[Stored data entries]
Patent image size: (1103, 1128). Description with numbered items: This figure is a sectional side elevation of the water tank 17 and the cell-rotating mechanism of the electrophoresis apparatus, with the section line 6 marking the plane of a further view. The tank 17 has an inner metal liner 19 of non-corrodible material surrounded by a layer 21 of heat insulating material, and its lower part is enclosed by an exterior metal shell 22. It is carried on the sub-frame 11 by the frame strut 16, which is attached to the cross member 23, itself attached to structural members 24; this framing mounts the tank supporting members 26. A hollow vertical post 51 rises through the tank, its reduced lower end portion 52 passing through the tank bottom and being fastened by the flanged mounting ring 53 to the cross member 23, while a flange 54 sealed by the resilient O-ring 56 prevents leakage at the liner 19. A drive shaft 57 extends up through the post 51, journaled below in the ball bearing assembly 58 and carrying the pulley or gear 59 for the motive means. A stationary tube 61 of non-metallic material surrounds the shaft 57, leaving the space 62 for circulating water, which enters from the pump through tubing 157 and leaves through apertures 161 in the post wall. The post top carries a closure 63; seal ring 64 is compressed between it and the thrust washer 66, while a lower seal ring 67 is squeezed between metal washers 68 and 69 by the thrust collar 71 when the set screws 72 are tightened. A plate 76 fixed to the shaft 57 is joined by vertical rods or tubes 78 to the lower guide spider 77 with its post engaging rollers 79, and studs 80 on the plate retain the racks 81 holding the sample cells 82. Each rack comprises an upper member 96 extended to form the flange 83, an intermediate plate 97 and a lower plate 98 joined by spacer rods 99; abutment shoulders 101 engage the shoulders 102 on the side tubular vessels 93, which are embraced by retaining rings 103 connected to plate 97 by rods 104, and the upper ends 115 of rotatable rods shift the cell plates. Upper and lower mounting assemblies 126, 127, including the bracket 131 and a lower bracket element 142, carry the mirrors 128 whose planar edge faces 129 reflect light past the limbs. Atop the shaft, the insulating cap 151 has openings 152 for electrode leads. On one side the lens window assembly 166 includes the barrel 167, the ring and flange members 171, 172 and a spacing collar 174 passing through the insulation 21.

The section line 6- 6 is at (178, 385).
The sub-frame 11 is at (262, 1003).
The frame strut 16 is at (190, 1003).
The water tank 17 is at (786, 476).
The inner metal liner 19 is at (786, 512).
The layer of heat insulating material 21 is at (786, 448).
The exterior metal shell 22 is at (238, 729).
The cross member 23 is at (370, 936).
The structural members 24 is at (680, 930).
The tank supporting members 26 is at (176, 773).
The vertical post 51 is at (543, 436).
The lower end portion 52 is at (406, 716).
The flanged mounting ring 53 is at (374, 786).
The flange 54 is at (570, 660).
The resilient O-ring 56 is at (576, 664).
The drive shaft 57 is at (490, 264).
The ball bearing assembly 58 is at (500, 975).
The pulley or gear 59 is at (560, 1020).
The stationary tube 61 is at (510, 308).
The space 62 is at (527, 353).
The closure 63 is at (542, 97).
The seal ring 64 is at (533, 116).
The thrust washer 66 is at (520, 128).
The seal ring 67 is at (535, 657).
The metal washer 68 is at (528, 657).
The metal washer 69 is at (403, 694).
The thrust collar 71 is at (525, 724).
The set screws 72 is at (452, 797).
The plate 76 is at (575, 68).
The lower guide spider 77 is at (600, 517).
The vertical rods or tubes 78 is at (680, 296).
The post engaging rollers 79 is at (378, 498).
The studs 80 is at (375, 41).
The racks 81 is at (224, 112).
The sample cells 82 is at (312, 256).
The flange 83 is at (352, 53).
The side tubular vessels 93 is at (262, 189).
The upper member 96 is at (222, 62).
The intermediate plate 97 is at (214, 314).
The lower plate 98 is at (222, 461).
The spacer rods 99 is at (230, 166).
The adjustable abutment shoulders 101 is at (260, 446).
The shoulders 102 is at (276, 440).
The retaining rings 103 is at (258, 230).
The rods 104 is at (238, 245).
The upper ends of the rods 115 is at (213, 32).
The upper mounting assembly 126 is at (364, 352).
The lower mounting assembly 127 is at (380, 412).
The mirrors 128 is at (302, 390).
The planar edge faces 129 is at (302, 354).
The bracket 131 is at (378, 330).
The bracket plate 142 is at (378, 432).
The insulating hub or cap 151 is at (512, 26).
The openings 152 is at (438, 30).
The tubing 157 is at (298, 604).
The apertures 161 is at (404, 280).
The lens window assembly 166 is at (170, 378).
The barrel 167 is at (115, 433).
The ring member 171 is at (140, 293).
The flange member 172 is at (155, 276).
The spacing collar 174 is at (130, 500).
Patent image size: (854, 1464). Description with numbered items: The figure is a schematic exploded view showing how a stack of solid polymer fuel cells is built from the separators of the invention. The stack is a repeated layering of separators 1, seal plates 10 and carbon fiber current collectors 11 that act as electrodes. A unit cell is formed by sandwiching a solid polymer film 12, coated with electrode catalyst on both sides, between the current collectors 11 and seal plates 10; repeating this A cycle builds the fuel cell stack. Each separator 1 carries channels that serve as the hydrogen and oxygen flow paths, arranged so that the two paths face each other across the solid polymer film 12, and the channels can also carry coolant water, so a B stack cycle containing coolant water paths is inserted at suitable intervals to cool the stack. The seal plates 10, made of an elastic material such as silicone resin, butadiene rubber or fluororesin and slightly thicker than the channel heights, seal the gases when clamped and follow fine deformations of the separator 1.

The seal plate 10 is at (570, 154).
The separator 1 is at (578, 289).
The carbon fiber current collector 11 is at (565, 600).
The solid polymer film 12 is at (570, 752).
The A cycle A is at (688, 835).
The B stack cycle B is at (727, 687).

[Prompt] Copy every record above out again, word for word.

[Expected answer]
Patent image size: (1103, 1128). Description with numbered items: This figure is a sectional side elevation of the water tank 17 and the cell-rotating mechanism of the electrophoresis apparatus, with the section line 6 marking the plane of a further view. The tank 17 has an inner metal liner 19 of non-corrodible material surrounded by a layer 21 of heat insulating material, and its lower part is enclosed by an exterior metal shell 22. It is carried on the sub-frame 11 by the frame strut 16, which is attached to the cross member 23, itself attached to structural members 24; this framing mounts the tank supporting members 26. A hollow vertical post 51 rises through the tank, its reduced lower end portion 52 passing through the tank bottom and being fastened by the flanged mounting ring 53 to the cross member 23, while a flange 54 sealed by the resilient O-ring 56 prevents leakage at the liner 19. A drive shaft 57 extends up through the post 51, journaled below in the ball bearing assembly 58 and carrying the pulley or gear 59 for the motive means. A stationary tube 61 of non-metallic material surrounds the shaft 57, leaving the space 62 for circulating water, which enters from the pump through tubing 157 and leaves through apertures 161 in the post wall. The post top carries a closure 63; seal ring 64 is compressed between it and the thrust washer 66, while a lower seal ring 67 is squeezed between metal washers 68 and 69 by the thrust collar 71 when the set screws 72 are tightened. A plate 76 fixed to the shaft 57 is joined by vertical rods or tubes 78 to the lower guide spider 77 with its post engaging rollers 79, and studs 80 on the plate retain the racks 81 holding the sample cells 82. Each rack comprises an upper member 96 extended to form the flange 83, an intermediate plate 97 and a lower plate 98 joined by spacer rods 99; abutment shoulders 101 engage the shoulders 102 on the side tubular vessels 93, which are embraced by retaining rings 103 connected to plate 97 by rods 104, and the upper ends 115 of rotatable rods shift the cell plates. Upper and lower mounting assemblies 126, 127, including the bracket 131 and a lower bracket element 142, carry the mirrors 128 whose planar edge faces 129 reflect light past the limbs. Atop the shaft, the insulating cap 151 has openings 152 for electrode leads. On one side the lens window assembly 166 includes the barrel 167, the ring and flange members 171, 172 and a spacing collar 174 passing through the insulation 21.

The section line 6- 6 is at (178, 385).
The sub-frame 11 is at (262, 1003).
The frame strut 16 is at (190, 1003).
The water tank 17 is at (786, 476).
The inner metal liner 19 is at (786, 512).
The layer of heat insulating material 21 is at (786, 448).
The exterior metal shell 22 is at (238, 729).
The cross member 23 is at (370, 936).
The structural members 24 is at (680, 930).
The tank supporting members 26 is at (176, 773).
The vertical post 51 is at (543, 436).
The lower end portion 52 is at (406, 716).
The flanged mounting ring 53 is at (374, 786).
The flange 54 is at (570, 660).
The resilient O-ring 56 is at (576, 664).
The drive shaft 57 is at (490, 264).
The ball bearing assembly 58 is at (500, 975).
The pulley or gear 59 is at (560, 1020).
The stationary tube 61 is at (510, 308).
The space 62 is at (527, 353).
The closure 63 is at (542, 97).
The seal ring 64 is at (533, 116).
The thrust washer 66 is at (520, 128).
The seal ring 67 is at (535, 657).
The metal washer 68 is at (528, 657).
The metal washer 69 is at (403, 694).
The thrust collar 71 is at (525, 724).
The set screws 72 is at (452, 797).
The plate 76 is at (575, 68).
The lower guide spider 77 is at (600, 517).
The vertical rods or tubes 78 is at (680, 296).
The post engaging rollers 79 is at (378, 498).
The studs 80 is at (375, 41).
The racks 81 is at (224, 112).
The sample cells 82 is at (312, 256).
The flange 83 is at (352, 53).
The side tubular vessels 93 is at (262, 189).
The upper member 96 is at (222, 62).
The intermediate plate 97 is at (214, 314).
The lower plate 98 is at (222, 461).
The spacer rods 99 is at (230, 166).
The adjustable abutment shoulders 101 is at (260, 446).
The shoulders 102 is at (276, 440).
The retaining rings 103 is at (258, 230).
The rods 104 is at (238, 245).
The upper ends of the rods 115 is at (213, 32).
The upper mounting assembly 126 is at (364, 352).
The lower mounting assembly 127 is at (380, 412).
The mirrors 128 is at (302, 390).
The planar edge faces 129 is at (302, 354).
The bracket 131 is at (378, 330).
The bracket plate 142 is at (378, 432).
The insulating hub or cap 151 is at (512, 26).
The openings 152 is at (438, 30).
The tubing 157 is at (298, 604).
The apertures 161 is at (404, 280).
The lens window assembly 166 is at (170, 378).
The barrel 167 is at (115, 433).
The ring member 171 is at (140, 293).
The flange member 172 is at (155, 276).
The spacing collar 174 is at (130, 500).
Patent image size: (854, 1464). Description with numbered items: The figure is a schematic exploded view showing how a stack of solid polymer fuel cells is built from the separators of the invention. The stack is a repeated layering of separators 1, seal plates 10 and carbon fiber current collectors 11 that act as electrodes. A unit cell is formed by sandwiching a solid polymer film 12, coated with electrode catalyst on both sides, between the current collectors 11 and seal plates 10; repeating this A cycle builds the fuel cell stack. Each separator 1 carries channels that serve as the hydrogen and oxygen flow paths, arranged so that the two paths face each other across the solid polymer film 12, and the channels can also carry coolant water, so a B stack cycle containing coolant water paths is inserted at suitable intervals to cool the stack. The seal plates 10, made of an elastic material such as silicone resin, butadiene rubber or fluororesin and slightly thicker than the channel heights, seal the gases when clamped and follow fine deformations of the separator 1.

The seal plate 10 is at (570, 154).
The separator 1 is at (578, 289).
The carbon fiber current collector 11 is at (565, 600).
The solid polymer film 12 is at (570, 752).
The A cycle A is at (688, 835).
The B stack cycle B is at (727, 687).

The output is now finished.